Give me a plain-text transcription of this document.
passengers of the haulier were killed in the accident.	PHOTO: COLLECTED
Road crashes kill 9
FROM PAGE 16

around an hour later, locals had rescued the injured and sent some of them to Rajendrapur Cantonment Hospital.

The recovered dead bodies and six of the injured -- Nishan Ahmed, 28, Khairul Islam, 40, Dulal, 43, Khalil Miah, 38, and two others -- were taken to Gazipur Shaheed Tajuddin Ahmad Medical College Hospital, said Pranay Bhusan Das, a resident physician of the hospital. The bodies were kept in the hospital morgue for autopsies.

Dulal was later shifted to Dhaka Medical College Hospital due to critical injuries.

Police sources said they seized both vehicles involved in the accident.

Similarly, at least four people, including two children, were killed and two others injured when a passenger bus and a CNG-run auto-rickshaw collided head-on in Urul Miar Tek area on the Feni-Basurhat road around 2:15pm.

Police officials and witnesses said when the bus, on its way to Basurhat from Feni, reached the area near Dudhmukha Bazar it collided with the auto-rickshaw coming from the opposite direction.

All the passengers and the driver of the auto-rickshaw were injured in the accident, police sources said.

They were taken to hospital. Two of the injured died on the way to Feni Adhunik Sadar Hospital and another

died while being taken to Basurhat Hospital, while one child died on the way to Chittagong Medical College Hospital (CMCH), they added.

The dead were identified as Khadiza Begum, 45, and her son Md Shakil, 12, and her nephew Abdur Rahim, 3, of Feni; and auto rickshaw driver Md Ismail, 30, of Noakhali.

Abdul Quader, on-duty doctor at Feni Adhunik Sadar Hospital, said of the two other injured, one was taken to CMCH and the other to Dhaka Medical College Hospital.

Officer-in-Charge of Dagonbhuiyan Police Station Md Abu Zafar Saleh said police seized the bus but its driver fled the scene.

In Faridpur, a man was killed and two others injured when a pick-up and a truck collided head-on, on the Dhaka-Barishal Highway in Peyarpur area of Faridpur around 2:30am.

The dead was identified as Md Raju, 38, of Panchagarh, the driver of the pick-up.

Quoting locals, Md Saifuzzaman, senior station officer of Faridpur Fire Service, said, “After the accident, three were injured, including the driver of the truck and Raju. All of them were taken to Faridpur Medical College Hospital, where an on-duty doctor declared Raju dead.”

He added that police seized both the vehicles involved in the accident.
...
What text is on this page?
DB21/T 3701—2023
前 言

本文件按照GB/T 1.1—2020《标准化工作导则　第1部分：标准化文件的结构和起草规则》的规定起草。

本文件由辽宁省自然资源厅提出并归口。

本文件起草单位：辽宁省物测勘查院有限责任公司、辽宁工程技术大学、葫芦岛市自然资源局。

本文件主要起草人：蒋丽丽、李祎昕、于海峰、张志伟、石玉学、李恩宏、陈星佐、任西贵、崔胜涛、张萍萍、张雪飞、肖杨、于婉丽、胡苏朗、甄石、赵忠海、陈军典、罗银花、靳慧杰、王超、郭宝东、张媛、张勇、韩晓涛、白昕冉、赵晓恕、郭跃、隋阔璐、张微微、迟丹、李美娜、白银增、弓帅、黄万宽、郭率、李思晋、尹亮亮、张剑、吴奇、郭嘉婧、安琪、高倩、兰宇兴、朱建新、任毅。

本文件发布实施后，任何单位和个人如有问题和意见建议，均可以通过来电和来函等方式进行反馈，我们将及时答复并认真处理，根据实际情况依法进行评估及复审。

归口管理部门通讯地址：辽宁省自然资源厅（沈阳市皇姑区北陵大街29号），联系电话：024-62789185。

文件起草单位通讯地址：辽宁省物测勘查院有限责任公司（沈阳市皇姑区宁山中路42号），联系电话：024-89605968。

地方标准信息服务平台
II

Required task → Extract each line from the listing that holds the word "sources".

Worked answer →
Police sources said they seized both vehicles involved in the accident.
All the passengers and the driver of the auto-rickshaw were injured in the accident, police sources said.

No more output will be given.